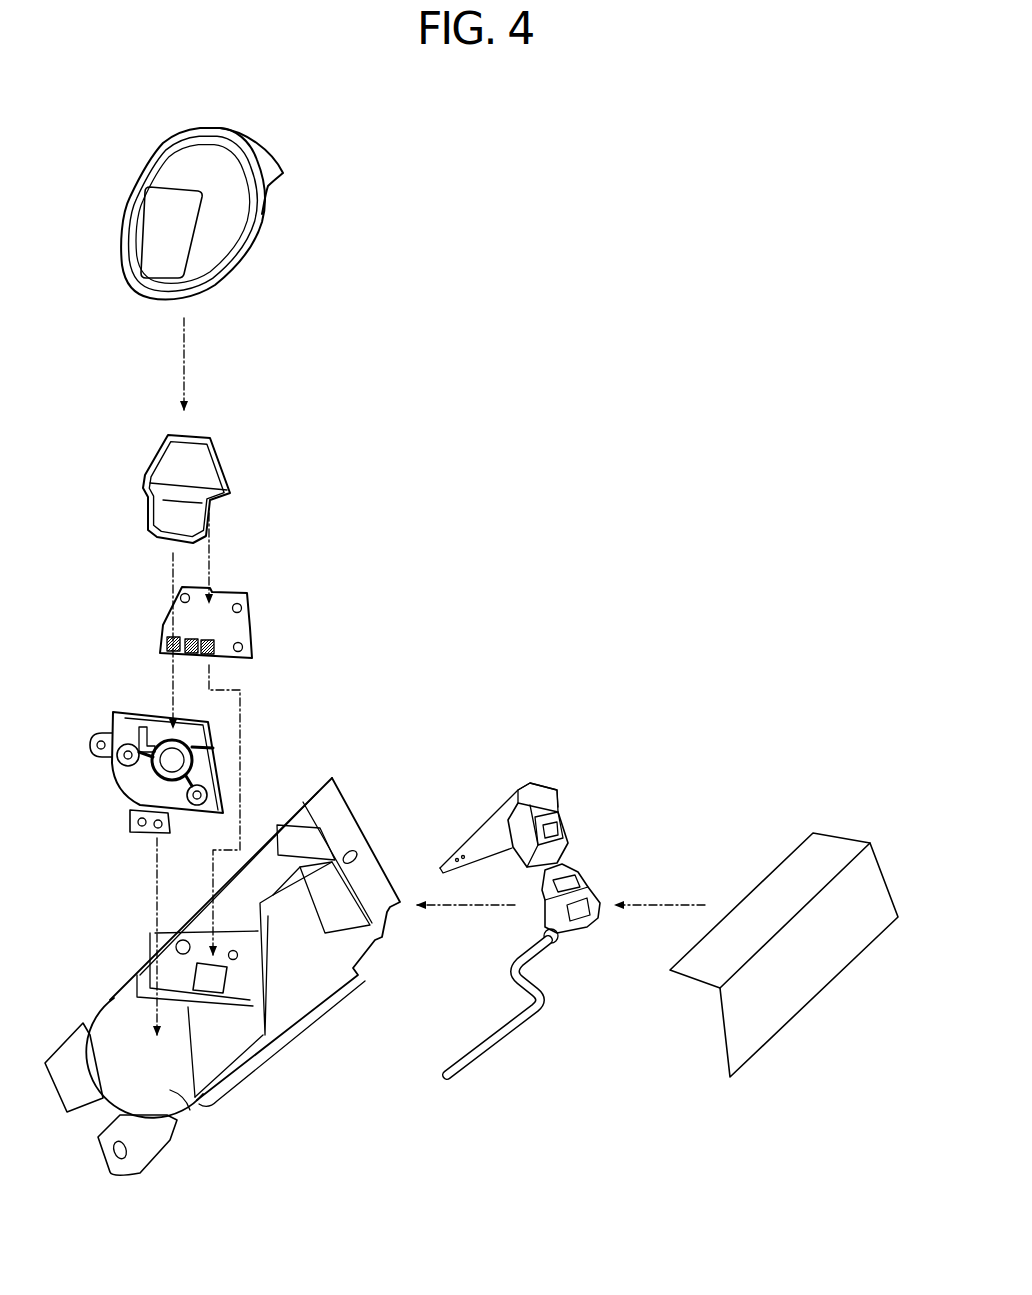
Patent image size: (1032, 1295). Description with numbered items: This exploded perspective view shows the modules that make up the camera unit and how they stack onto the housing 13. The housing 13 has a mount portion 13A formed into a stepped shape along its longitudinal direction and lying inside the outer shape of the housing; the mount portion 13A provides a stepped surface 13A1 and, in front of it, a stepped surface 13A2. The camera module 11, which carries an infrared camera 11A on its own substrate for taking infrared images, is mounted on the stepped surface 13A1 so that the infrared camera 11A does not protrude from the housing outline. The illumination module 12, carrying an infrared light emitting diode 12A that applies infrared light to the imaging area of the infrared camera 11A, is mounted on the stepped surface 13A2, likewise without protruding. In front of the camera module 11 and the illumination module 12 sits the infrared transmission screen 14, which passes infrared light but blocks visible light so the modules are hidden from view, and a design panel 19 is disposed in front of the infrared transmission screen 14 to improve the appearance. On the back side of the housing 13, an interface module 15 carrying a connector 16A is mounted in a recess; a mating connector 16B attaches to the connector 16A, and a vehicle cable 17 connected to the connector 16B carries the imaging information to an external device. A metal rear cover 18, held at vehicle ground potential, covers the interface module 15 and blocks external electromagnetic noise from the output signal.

The camera module 11 is at (139, 742).
The infrared camera 11A is at (158, 770).
The illumination module 12 is at (291, 614).
The infrared light emitting diode 12A is at (215, 642).
The housing 13 is at (239, 955).
The mount portion 13A is at (178, 1067).
The stepped surface 13A1 is at (170, 1092).
The stepped surface 13A2 is at (232, 973).
The infrared transmission screen 14 is at (228, 461).
The interface module 15 is at (490, 837).
The connector 16A is at (560, 808).
The connector 16B is at (588, 880).
The vehicle cable 17 is at (525, 1003).
The rear cover 18 is at (803, 867).
The design panel 19 is at (264, 212).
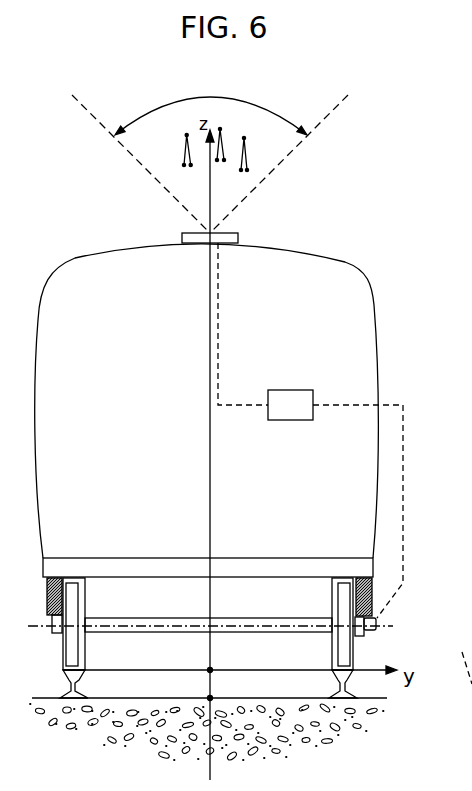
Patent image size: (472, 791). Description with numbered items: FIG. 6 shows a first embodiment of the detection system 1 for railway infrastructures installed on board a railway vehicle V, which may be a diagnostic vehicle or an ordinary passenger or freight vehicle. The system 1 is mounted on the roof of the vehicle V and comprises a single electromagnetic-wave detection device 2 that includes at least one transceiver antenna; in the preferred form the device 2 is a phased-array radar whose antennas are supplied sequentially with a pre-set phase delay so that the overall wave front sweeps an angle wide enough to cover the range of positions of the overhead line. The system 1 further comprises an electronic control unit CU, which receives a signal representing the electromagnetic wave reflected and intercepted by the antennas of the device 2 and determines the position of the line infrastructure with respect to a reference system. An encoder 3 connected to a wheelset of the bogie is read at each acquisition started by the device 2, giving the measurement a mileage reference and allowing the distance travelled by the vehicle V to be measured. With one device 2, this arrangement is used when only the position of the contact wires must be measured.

The detection system 1 is at (115, 202).
The electromagnetic-wave detection device 2 is at (231, 238).
The encoder 3 is at (364, 633).
The railway vehicle V is at (380, 269).
The electronic control unit CU is at (304, 417).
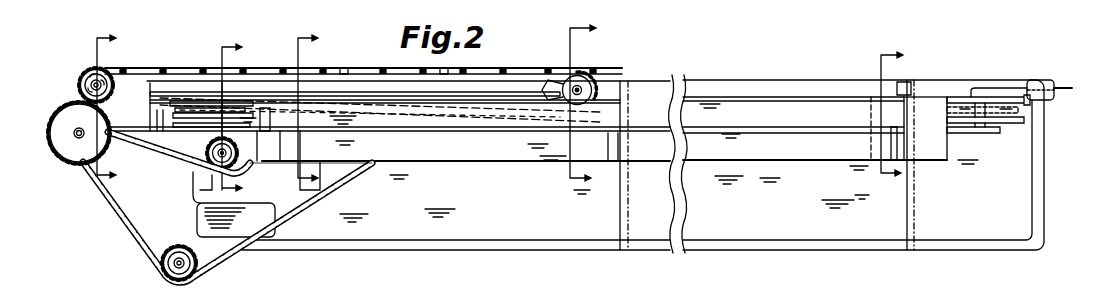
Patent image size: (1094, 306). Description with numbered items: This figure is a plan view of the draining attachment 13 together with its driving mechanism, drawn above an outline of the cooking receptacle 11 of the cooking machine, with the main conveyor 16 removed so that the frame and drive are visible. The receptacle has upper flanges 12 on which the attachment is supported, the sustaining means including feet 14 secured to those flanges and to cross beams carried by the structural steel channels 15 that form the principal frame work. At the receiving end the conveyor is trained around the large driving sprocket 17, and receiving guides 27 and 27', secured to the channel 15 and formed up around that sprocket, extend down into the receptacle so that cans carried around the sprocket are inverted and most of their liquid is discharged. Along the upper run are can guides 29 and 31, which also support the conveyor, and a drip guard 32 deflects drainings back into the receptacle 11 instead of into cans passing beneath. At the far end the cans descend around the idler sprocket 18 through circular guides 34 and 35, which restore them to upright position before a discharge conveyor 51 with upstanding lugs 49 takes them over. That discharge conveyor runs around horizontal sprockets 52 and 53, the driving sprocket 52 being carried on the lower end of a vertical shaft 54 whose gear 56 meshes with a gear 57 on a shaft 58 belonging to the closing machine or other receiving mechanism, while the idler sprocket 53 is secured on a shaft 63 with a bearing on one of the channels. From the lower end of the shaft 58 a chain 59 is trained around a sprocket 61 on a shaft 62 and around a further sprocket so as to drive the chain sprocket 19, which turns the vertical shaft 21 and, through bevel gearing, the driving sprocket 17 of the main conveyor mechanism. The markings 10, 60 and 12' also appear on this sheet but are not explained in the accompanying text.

The section line 10- 10 is at (888, 113).
The cooking receptacle 11 is at (716, 222).
The upper flanges 12 is at (863, 160).
The cross member 12' is at (924, 140).
The draining attachment 13 is at (583, 95).
The feet 14 is at (300, 106).
The structural steel channels 15 is at (127, 152).
The conveyor 16 is at (103, 104).
The driving sprocket 17 is at (193, 124).
The idler sprocket 18 is at (1026, 112).
The chain sprocket 19 is at (222, 163).
The vertical shaft 21 is at (215, 172).
The receiving guide 27 is at (196, 139).
The receiving guide 27' is at (355, 76).
The can guide 29 is at (240, 165).
The can guide 31 is at (240, 104).
The drip guard 32 is at (810, 150).
The circular guide 34 is at (1006, 126).
The circular guide 35 is at (1010, 98).
The upstanding lugs 49 is at (350, 68).
The discharge conveyor 51 is at (510, 68).
The horizontal sprocket 52 is at (77, 83).
The idler sprocket 53 is at (585, 86).
The vertical shaft 54 is at (88, 78).
The gear 56 is at (107, 74).
The gear 57 is at (67, 150).
The shaft 58 is at (72, 128).
The chain 59 is at (143, 246).
The cable 60 is at (586, 104).
The sprocket 61 is at (210, 262).
The shaft 62 is at (178, 275).
The shaft 63 is at (580, 84).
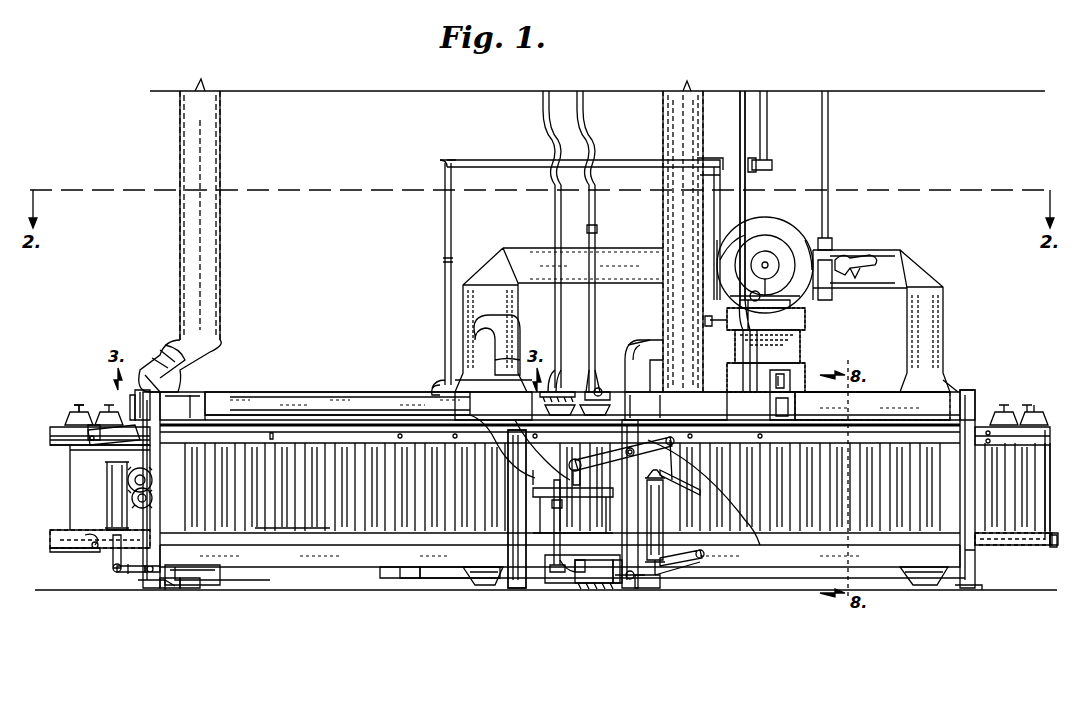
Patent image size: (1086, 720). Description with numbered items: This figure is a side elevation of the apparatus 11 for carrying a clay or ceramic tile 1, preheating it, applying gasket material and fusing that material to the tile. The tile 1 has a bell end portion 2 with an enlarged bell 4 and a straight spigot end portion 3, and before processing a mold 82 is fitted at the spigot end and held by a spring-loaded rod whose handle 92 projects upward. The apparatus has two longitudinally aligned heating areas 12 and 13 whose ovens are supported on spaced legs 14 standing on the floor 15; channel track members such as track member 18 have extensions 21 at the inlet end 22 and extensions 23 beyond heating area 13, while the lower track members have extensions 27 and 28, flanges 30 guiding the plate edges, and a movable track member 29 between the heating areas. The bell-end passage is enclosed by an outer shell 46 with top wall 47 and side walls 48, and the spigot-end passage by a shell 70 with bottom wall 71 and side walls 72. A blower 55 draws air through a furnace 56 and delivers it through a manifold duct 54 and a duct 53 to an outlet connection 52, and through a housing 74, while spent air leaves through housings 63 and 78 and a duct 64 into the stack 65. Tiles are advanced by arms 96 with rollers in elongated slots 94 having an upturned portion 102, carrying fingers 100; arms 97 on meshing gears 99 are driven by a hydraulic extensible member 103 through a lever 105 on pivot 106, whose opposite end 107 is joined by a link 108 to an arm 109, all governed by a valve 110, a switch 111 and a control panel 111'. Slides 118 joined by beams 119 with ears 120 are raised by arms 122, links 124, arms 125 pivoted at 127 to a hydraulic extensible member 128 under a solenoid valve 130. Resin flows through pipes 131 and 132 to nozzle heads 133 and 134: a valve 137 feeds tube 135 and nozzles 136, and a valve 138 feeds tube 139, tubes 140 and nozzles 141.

----------

### Given exercise
Rewrite all of the records above, replacing "Patent image size" with "Figure dimensions" and leaving everything else unchanged. Omit the pictures from your answer.

### Solution for this problem
Figure dimensions: (1032, 1295). Description with numbered items: This exploded perspective view shows the modules that make up the camera unit and how they stack onto the housing 13. The housing 13 has a mount portion 13A formed into a stepped shape along its longitudinal direction and lying inside the outer shape of the housing; the mount portion 13A provides a stepped surface 13A1 and, in front of it, a stepped surface 13A2. The camera module 11, which carries an infrared camera 11A on its own substrate for taking infrared images, is mounted on the stepped surface 13A1 so that the infrared camera 11A does not protrude from the housing outline. The illumination module 12, carrying an infrared light emitting diode 12A that applies infrared light to the imaging area of the infrared camera 11A, is mounted on the stepped surface 13A2, likewise without protruding. In front of the camera module 11 and the illumination module 12 sits the infrared transmission screen 14, which passes infrared light but blocks visible light so the modules are hidden from view, and a design panel 19 is disposed in front of the infrared transmission screen 14 to improve the appearance. On the back side of the housing 13, an interface module 15 carrying a connector 16A is mounted in a recess; a mating connector 16B attaches to the connector 16A, and a vehicle cable 17 connected to the connector 16B carries the imaging information to an external device. A metal rear cover 18, held at vehicle ground potential, covers the interface module 15 and blocks external electromagnetic noise from the output signal.

The camera module 11 is at (139, 742).
The infrared camera 11A is at (158, 770).
The illumination module 12 is at (291, 614).
The infrared light emitting diode 12A is at (215, 642).
The housing 13 is at (239, 955).
The mount portion 13A is at (178, 1067).
The stepped surface 13A1 is at (170, 1092).
The stepped surface 13A2 is at (232, 973).
The infrared transmission screen 14 is at (228, 461).
The interface module 15 is at (490, 837).
The connector 16A is at (560, 808).
The connector 16B is at (588, 880).
The vehicle cable 17 is at (525, 1003).
The rear cover 18 is at (803, 867).
The design panel 19 is at (264, 212).
Figure dimensions: (472, 791). Description with numbered items: FIG. 6 shows a first embodiment of the detection system 1 for railway infrastructures installed on board a railway vehicle V, which may be a diagnostic vehicle or an ordinary passenger or freight vehicle. The system 1 is mounted on the roof of the vehicle V and comprises a single electromagnetic-wave detection device 2 that includes at least one transceiver antenna; in the preferred form the device 2 is a phased-array radar whose antennas are supplied sequentially with a pre-set phase delay so that the overall wave front sweeps an angle wide enough to cover the range of positions of the overhead line. The system 1 further comprises an electronic control unit CU, which receives a signal representing the electromagnetic wave reflected and intercepted by the antennas of the device 2 and determines the position of the line infrastructure with respect to a reference system. An encoder 3 connected to a wheelset of the bogie is read at each acquisition started by the device 2, giving the measurement a mileage reference and allowing the distance travelled by the vehicle V to be measured. With one device 2, this arrangement is used when only the position of the contact wires must be measured.

The detection system 1 is at (115, 202).
The electromagnetic-wave detection device 2 is at (231, 238).
The encoder 3 is at (364, 633).
The railway vehicle V is at (380, 269).
The electronic control unit CU is at (304, 417).
Figure dimensions: (1094, 306). Description with numbered items: This figure is a plan view of the draining attachment 13 together with its driving mechanism, drawn above an outline of the cooking receptacle 11 of the cooking machine, with the main conveyor 16 removed so that the frame and drive are visible. The receptacle has upper flanges 12 on which the attachment is supported, the sustaining means including feet 14 secured to those flanges and to cross beams carried by the structural steel channels 15 that form the principal frame work. At the receiving end the conveyor is trained around the large driving sprocket 17, and receiving guides 27 and 27', secured to the channel 15 and formed up around that sprocket, extend down into the receptacle so that cans carried around the sprocket are inverted and most of their liquid is discharged. Along the upper run are can guides 29 and 31, which also support the conveyor, and a drip guard 32 deflects drainings back into the receptacle 11 instead of into cans passing beneath. At the far end the cans descend around the idler sprocket 18 through circular guides 34 and 35, which restore them to upright position before a discharge conveyor 51 with upstanding lugs 49 takes them over. That discharge conveyor runs around horizontal sprockets 52 and 53, the driving sprocket 52 being carried on the lower end of a vertical shaft 54 whose gear 56 meshes with a gear 57 on a shaft 58 belonging to the closing machine or other receiving mechanism, while the idler sprocket 53 is secured on a shaft 63 with a bearing on one of the channels. From the lower end of the shaft 58 a chain 59 is trained around a sprocket 61 on a shaft 62 and around a further sprocket so as to drive the chain sprocket 19, which turns the vertical shaft 21 and, through bevel gearing, the driving sprocket 17 of the main conveyor mechanism. The markings 10, 60 and 12' also appear on this sheet but are not explained in the accompanying text.

The section line 10- 10 is at (888, 113).
The cooking receptacle 11 is at (716, 222).
The upper flanges 12 is at (863, 160).
The cross member 12' is at (924, 140).
The draining attachment 13 is at (583, 95).
The feet 14 is at (300, 106).
The structural steel channels 15 is at (127, 152).
The conveyor 16 is at (103, 104).
The driving sprocket 17 is at (193, 124).
The idler sprocket 18 is at (1026, 112).
The chain sprocket 19 is at (222, 163).
The vertical shaft 21 is at (215, 172).
The receiving guide 27 is at (196, 139).
The receiving guide 27' is at (355, 76).
The can guide 29 is at (240, 165).
The can guide 31 is at (240, 104).
The drip guard 32 is at (810, 150).
The circular guide 34 is at (1006, 126).
The circular guide 35 is at (1010, 98).
The upstanding lugs 49 is at (350, 68).
The discharge conveyor 51 is at (510, 68).
The horizontal sprocket 52 is at (77, 83).
The idler sprocket 53 is at (585, 86).
The vertical shaft 54 is at (88, 78).
The gear 56 is at (107, 74).
The gear 57 is at (67, 150).
The shaft 58 is at (72, 128).
The chain 59 is at (143, 246).
The cable 60 is at (586, 104).
The sprocket 61 is at (210, 262).
The shaft 62 is at (178, 275).
The shaft 63 is at (580, 84).
Figure dimensions: (1086, 720). Description with numbered items: This figure is a side elevation of the apparatus 11 for carrying a clay or ceramic tile 1, preheating it, applying gasket material and fusing that material to the tile. The tile 1 has a bell end portion 2 with an enlarged bell 4 and a straight spigot end portion 3, and before processing a mold 82 is fitted at the spigot end and held by a spring-loaded rod whose handle 92 projects upward. The apparatus has two longitudinally aligned heating areas 12 and 13 whose ovens are supported on spaced legs 14 standing on the floor 15; channel track members such as track member 18 have extensions 21 at the inlet end 22 and extensions 23 beyond heating area 13, while the lower track members have extensions 27 and 28, flanges 30 guiding the plate edges, and a movable track member 29 between the heating areas. The bell-end passage is enclosed by an outer shell 46 with top wall 47 and side walls 48, and the spigot-end passage by a shell 70 with bottom wall 71 and side walls 72. A blower 55 draws air through a furnace 56 and delivers it through a manifold duct 54 and a duct 53 to an outlet connection 52, and through a housing 74, while spent air leaves through housings 63 and 78 and a duct 64 into the stack 65. Tiles are advanced by arms 96 with rollers in elongated slots 94 having an upturned portion 102, carrying fingers 100; arms 97 on meshing gears 99 are driven by a hydraulic extensible member 103 through a lever 105 on pivot 106, whose opposite end 107 is joined by a link 108 to an arm 109, all governed by a valve 110, a switch 111 and a control panel 111'. Slides 118 joined by beams 119 with ears 120 are raised by arms 122, links 124, arms 125 pivoted at 127 to a hydraulic extensible member 128 under a solenoid valve 130. Resin flows through pipes 131 and 132 to nozzle heads 133 and 134: a valve 137 feeds tube 135 and nozzles 136, and a valve 138 feeds tube 139, tubes 140 and nozzles 141.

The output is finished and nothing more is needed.